BEGIN Extracted information
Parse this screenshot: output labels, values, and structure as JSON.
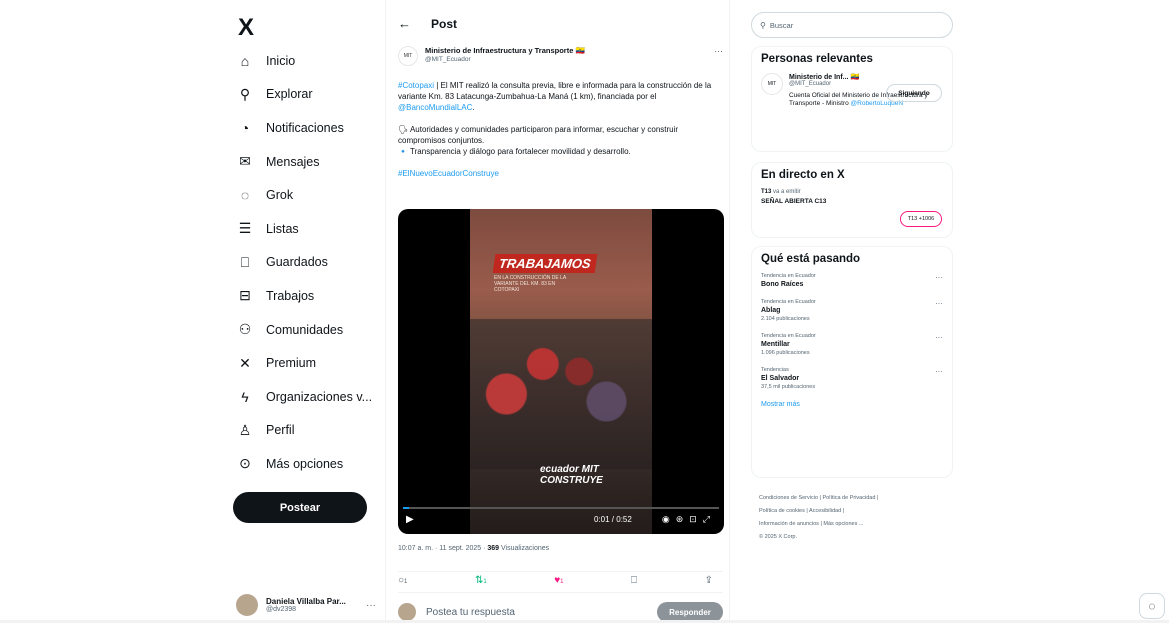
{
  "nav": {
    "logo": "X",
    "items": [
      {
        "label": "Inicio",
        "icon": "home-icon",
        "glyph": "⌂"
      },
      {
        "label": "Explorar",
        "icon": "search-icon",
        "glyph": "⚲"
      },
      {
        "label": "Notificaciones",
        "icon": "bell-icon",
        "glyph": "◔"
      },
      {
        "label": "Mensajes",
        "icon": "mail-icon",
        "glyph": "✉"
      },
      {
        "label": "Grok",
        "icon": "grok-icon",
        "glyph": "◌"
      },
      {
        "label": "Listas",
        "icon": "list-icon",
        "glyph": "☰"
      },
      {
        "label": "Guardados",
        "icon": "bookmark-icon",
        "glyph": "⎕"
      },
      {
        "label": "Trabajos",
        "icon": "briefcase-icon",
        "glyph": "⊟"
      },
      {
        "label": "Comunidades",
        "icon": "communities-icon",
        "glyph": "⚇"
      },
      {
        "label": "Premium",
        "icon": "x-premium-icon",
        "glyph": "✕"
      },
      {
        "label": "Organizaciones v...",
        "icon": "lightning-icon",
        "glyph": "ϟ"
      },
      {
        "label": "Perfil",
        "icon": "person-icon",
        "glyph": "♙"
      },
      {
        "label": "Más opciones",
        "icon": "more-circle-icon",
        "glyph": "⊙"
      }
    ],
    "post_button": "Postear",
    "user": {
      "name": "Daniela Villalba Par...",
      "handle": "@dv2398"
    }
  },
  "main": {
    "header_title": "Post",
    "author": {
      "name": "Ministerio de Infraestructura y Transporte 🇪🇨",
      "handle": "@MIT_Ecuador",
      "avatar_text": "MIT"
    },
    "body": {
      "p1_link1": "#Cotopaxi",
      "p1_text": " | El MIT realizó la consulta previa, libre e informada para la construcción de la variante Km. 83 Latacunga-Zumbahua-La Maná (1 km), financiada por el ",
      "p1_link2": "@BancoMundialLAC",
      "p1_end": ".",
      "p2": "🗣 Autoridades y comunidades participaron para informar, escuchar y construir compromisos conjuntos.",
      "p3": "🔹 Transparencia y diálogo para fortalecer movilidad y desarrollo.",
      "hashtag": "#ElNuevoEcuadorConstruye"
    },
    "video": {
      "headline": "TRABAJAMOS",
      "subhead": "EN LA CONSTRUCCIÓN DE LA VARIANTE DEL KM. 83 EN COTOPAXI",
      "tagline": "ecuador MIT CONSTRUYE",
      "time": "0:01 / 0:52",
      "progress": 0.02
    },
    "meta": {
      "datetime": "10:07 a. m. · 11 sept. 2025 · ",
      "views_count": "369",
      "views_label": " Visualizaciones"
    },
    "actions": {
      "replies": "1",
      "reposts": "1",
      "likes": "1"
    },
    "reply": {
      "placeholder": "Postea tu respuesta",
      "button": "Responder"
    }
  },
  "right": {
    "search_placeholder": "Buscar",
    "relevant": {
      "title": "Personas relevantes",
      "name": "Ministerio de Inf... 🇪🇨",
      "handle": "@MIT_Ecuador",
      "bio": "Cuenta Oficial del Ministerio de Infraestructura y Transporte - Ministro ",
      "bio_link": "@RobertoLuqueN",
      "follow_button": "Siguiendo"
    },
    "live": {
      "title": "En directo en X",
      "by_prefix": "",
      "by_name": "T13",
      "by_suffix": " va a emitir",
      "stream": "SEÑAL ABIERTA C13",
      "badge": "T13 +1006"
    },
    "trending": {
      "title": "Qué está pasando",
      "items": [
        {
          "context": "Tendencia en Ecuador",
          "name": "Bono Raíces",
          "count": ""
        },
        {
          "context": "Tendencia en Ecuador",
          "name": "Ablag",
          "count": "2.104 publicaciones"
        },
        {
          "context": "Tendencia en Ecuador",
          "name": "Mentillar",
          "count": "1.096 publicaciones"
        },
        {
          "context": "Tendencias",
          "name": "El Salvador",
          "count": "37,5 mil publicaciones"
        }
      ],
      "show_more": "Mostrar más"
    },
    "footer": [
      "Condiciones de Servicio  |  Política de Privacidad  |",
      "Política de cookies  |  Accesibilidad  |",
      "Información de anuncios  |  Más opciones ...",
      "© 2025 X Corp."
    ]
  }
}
END Extracted information
BEGIN Extracted information
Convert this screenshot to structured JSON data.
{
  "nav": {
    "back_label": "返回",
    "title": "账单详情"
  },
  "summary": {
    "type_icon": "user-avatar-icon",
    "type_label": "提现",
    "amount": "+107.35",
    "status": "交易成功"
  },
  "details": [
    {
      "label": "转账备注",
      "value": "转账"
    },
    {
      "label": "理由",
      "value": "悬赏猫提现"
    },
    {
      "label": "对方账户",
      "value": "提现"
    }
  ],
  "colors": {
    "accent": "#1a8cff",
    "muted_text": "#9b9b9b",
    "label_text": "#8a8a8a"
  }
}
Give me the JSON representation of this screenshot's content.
END Extracted information
Work to complete
From the records above, extract exactly and only the lines that begin at the line with "Convert this screenshot" and stop after the line with "Give me the".

Answer to this task
Convert this screenshot to structured JSON data.
{
  "nav": {
    "back_label": "返回",
    "title": "账单详情"
  },
  "summary": {
    "type_icon": "user-avatar-icon",
    "type_label": "提现",
    "amount": "+107.35",
    "status": "交易成功"
  },
  "details": [
    {
      "label": "转账备注",
      "value": "转账"
    },
    {
      "label": "理由",
      "value": "悬赏猫提现"
    },
    {
      "label": "对方账户",
      "value": "提现"
    }
  ],
  "colors": {
    "accent": "#1a8cff",
    "muted_text": "#9b9b9b",
    "label_text": "#8a8a8a"
  }
}
Give me the JSON representation of this screenshot's content.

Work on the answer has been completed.